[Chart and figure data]
--- start ---
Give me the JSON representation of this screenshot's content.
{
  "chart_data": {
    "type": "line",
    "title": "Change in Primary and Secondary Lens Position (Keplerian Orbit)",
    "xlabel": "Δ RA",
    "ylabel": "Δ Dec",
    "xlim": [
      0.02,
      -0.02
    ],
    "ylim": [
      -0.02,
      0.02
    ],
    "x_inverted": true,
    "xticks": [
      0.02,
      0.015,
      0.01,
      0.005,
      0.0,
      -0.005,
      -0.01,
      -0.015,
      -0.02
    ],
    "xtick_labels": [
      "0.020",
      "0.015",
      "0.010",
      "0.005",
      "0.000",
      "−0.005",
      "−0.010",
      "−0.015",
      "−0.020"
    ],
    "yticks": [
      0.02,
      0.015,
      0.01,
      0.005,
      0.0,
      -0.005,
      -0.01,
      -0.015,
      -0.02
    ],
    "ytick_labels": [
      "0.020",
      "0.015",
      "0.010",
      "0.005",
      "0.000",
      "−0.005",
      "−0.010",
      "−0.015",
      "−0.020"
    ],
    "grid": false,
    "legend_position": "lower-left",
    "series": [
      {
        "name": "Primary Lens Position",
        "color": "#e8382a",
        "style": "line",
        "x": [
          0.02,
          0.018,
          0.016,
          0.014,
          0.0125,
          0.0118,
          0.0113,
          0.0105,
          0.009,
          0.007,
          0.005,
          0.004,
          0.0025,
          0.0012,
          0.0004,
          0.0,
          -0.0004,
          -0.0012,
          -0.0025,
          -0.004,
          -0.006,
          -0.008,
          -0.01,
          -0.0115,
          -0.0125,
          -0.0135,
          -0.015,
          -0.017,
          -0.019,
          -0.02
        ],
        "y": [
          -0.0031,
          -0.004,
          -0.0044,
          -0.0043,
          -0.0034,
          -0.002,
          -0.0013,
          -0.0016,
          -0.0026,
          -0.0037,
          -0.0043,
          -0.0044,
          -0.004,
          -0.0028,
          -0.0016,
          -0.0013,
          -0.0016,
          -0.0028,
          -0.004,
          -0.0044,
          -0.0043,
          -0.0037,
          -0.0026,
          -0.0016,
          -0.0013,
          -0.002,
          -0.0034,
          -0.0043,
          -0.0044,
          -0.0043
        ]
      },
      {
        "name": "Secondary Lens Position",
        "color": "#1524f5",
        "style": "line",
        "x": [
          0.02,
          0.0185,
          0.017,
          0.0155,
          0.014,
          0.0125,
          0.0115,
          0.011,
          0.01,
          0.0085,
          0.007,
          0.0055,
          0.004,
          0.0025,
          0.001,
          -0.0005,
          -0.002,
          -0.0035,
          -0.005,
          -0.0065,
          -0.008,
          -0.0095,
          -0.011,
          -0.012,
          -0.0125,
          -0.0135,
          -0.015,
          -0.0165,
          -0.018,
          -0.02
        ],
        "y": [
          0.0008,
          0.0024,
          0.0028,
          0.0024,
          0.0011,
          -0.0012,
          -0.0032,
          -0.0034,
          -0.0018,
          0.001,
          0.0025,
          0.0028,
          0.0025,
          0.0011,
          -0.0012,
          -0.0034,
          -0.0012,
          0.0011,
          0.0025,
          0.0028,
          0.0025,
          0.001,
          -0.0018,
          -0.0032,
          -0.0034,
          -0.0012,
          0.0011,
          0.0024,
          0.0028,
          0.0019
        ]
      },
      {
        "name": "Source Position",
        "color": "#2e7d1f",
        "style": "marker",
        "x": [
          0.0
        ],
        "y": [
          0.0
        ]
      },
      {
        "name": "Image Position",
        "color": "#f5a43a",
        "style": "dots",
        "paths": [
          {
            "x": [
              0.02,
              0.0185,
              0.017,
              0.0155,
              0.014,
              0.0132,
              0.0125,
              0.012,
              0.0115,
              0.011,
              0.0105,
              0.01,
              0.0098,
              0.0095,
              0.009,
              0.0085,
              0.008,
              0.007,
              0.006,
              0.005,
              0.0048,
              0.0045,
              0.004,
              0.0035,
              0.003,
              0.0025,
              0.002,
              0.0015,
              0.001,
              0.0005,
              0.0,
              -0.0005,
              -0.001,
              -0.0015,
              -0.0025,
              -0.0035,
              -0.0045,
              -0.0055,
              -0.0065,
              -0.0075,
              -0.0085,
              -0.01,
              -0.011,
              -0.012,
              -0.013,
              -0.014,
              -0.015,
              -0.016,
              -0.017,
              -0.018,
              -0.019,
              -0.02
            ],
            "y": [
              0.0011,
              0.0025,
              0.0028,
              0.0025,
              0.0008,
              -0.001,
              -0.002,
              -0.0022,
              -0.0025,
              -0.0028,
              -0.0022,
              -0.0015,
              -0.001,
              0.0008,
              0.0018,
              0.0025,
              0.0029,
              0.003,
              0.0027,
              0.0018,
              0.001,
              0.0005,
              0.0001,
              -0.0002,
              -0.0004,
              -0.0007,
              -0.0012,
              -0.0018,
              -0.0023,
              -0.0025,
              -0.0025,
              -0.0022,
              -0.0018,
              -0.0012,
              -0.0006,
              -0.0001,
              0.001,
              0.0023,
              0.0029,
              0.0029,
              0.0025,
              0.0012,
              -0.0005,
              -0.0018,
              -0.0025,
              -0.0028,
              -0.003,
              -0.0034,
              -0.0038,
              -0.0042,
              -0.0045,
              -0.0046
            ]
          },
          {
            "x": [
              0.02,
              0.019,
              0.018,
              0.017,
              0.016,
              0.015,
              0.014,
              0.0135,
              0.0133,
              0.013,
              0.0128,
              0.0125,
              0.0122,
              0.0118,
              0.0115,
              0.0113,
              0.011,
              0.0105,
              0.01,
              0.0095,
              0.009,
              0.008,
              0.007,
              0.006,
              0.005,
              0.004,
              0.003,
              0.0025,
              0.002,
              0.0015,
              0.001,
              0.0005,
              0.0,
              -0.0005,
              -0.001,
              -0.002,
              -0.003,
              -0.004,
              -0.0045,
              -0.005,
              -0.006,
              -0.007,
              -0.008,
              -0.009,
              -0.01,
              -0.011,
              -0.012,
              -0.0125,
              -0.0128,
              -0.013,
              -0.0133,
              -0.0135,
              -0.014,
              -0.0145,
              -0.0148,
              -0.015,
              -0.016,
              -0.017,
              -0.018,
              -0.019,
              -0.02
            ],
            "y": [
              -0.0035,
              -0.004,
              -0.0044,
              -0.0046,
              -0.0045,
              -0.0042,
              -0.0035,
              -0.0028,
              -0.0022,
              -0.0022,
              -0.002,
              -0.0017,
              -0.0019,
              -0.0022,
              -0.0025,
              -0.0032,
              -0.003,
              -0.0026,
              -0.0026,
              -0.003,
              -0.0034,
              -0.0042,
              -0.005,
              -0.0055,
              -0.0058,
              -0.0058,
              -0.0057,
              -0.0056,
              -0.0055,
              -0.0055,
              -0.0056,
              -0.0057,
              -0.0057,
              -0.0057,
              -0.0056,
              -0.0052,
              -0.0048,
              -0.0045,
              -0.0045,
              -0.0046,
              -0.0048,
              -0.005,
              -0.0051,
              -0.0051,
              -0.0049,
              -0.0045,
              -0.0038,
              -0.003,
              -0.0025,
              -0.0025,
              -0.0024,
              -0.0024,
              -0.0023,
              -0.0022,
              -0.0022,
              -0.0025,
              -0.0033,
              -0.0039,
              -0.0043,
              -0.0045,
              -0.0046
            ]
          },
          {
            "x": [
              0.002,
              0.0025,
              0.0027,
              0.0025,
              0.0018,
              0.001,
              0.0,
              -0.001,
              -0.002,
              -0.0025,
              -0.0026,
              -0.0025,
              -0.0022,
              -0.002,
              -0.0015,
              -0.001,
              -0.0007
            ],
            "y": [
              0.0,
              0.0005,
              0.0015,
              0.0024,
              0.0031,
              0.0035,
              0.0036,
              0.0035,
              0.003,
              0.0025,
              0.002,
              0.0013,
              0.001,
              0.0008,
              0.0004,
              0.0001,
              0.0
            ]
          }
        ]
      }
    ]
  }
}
--- end ---
• [Exercise instructions]: Find how many lines in the records contain the string "color", then give the number alone.

• [Expected output]: 4